# Anyone do 55w hid's in intensifier lights



## gtmustang00 (Feb 23, 2010)

Looking to do hid's in my fisher headlights. My truck has 55w 6000 with relay kit. Do i need the slim ballasts? Does the relay kit go inside the headlight too and then get power from the positive and negative cable on the plow motor? What brands are you using? I'm using retro solutions in my 06 f350. Clear install pics would be great.


----------



## ScustomAuto (Sep 13, 2012)

I've done them before. The ones I install use slim ballasts and I hid them in the back of the housing. I had to stuff the relay harness in there too. I did run a ground wire to the motor only because these were negative switched headlights anyway. It was pretty much plug and play. The ones I used didn't actually have two separate bulbs, but rather, one bulb that moved in and out depending on high/low beam. My client got them from hidkits.net I think. Its not very complicated, just more of a pain trying to stuff everything in the housing and getting the cover back on. Another fun thing to do is to hide Whelen Vertex LED strobes in the parking light portion of the headlight. Those I end up wiring on a separate grill plug but they look really cool. 

Every install I've done I get complaints that the white lights reflect off the snow too much. The whiter/bluer the light, the more it lights up the snow. For plowing, the yellower the light the better it lights up the road.


----------



## gtmustang00 (Feb 23, 2010)

What have you done before in terms of light? 6000? 5500? 4300? The relay harness, where did you attach the positive, where the positive cable meets the motor?


----------



## Santry426 (Nov 18, 2009)

Interested in this also...


----------



## dfd9 (Aug 18, 2010)

Subscribed


----------



## BossPlow2010 (Sep 29, 2010)

Why not just get a 20" led light bar dual row?
Mount that on there. Plus it's got a five year warranty 
http://www.rigidindustries.com/product-p/eseries20.htm


----------



## 2COR517 (Oct 23, 2008)

I don't have any input on the HIDs but I ran my Intensifires on relays with switchable dual burn. Lighting performance was fantastic with the stock H13. The focus is so sharp I could see a small dim line between the high and low beam. If I had kept the truck I would have fooled around with some amber and/or 100w bulbs.


----------

■ PROMPT
Retype the HID headlight thread from "Looking to do" to "(Sep 13, 2012)". The listing is not needed for anything here.

■ DATASET EXTRACT
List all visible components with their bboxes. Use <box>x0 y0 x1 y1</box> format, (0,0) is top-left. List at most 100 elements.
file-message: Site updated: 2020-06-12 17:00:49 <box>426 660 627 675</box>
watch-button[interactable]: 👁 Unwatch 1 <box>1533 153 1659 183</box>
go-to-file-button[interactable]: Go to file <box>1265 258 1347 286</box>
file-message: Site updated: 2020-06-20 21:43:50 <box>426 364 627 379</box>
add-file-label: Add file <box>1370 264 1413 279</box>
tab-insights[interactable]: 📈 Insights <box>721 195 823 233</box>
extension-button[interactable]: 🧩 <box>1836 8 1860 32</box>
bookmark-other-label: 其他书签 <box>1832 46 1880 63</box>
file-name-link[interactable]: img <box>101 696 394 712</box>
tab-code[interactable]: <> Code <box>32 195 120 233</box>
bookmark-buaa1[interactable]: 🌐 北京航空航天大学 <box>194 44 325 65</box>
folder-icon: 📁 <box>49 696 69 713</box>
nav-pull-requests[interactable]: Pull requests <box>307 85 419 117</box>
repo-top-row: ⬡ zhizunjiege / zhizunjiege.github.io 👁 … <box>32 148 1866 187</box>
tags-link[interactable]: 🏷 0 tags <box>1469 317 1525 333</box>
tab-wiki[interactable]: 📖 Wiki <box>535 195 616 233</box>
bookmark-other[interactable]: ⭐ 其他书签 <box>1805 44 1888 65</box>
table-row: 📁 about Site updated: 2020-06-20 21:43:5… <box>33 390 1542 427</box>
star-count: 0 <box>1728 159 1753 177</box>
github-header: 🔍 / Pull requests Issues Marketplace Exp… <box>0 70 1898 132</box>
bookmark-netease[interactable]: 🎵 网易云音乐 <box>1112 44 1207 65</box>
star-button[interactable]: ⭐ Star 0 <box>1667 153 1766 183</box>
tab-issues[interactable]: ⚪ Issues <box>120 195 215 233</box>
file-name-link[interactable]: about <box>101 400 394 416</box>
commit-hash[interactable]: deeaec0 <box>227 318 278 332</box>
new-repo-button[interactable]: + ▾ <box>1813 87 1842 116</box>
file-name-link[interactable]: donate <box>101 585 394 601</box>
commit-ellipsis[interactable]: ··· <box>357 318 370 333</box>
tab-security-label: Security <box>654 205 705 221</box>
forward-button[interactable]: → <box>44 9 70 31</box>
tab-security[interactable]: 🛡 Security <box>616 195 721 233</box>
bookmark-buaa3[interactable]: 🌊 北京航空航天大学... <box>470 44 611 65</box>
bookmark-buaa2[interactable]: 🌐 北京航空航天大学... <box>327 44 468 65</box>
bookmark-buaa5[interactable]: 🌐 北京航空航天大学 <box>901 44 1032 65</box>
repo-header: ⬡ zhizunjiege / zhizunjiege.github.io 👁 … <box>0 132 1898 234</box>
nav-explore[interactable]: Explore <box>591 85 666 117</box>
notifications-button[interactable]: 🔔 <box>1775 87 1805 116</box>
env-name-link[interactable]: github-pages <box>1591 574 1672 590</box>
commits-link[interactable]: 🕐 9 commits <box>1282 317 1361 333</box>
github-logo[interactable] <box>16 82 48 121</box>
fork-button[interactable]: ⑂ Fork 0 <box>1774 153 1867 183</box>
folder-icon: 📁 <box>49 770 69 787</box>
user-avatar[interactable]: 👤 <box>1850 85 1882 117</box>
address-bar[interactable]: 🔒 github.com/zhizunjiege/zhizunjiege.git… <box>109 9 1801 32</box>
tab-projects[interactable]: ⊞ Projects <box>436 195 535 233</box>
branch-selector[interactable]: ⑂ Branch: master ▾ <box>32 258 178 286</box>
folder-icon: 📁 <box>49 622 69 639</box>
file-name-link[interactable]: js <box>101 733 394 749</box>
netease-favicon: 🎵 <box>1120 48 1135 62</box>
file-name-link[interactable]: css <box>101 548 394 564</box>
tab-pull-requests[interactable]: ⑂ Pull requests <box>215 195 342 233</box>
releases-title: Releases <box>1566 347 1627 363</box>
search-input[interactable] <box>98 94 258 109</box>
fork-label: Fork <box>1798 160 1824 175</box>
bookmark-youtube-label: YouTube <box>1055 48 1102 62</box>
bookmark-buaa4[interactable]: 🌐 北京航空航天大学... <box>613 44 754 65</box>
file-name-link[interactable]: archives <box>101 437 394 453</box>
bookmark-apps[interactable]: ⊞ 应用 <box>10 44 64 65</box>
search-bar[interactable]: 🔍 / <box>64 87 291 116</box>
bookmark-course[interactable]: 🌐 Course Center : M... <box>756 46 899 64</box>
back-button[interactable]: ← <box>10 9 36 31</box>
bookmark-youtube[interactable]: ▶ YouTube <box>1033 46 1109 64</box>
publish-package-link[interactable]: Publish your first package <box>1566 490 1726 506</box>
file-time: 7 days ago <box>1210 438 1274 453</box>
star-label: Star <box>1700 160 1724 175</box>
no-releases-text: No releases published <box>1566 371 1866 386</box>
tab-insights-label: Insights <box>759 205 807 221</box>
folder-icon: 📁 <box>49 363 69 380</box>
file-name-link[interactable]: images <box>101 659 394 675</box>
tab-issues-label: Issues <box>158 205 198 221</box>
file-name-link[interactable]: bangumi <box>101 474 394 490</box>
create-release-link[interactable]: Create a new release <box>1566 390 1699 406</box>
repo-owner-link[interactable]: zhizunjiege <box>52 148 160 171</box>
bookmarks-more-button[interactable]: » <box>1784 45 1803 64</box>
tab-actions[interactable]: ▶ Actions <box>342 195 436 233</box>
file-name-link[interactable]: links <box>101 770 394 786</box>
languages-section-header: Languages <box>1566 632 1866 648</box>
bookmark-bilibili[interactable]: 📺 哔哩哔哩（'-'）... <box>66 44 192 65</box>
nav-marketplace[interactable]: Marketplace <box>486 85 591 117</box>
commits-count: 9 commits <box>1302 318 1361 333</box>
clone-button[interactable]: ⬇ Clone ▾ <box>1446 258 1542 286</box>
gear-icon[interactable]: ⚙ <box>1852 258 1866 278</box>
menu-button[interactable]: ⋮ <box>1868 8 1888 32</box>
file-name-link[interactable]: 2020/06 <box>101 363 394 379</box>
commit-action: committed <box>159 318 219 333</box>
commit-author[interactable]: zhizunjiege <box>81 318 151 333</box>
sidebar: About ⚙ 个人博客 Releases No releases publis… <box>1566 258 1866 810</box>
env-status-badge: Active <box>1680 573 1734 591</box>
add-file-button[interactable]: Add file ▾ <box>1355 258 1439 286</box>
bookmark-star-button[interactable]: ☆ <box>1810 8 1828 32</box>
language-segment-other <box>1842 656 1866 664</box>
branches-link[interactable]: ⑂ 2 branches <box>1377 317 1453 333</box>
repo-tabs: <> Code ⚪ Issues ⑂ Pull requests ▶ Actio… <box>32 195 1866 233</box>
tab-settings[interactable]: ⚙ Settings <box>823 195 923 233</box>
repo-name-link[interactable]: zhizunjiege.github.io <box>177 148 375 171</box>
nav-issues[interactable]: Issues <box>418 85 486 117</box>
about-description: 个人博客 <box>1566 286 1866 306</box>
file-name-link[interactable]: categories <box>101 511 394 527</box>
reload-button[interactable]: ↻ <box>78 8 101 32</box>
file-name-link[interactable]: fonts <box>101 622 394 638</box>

■ RESPONSE TO THIS EXERCISE
Looking to do hid's in my fisher headlights. My truck has 55w 6000 with relay kit. Do i need the slim ballasts? Does the relay kit go inside the headlight too and then get power from the positive and negative cable on the plow motor? What brands are you using? I'm using retro solutions in my 06 f350. Clear install pics would be great.


----------



## ScustomAuto (Sep 13, 2012)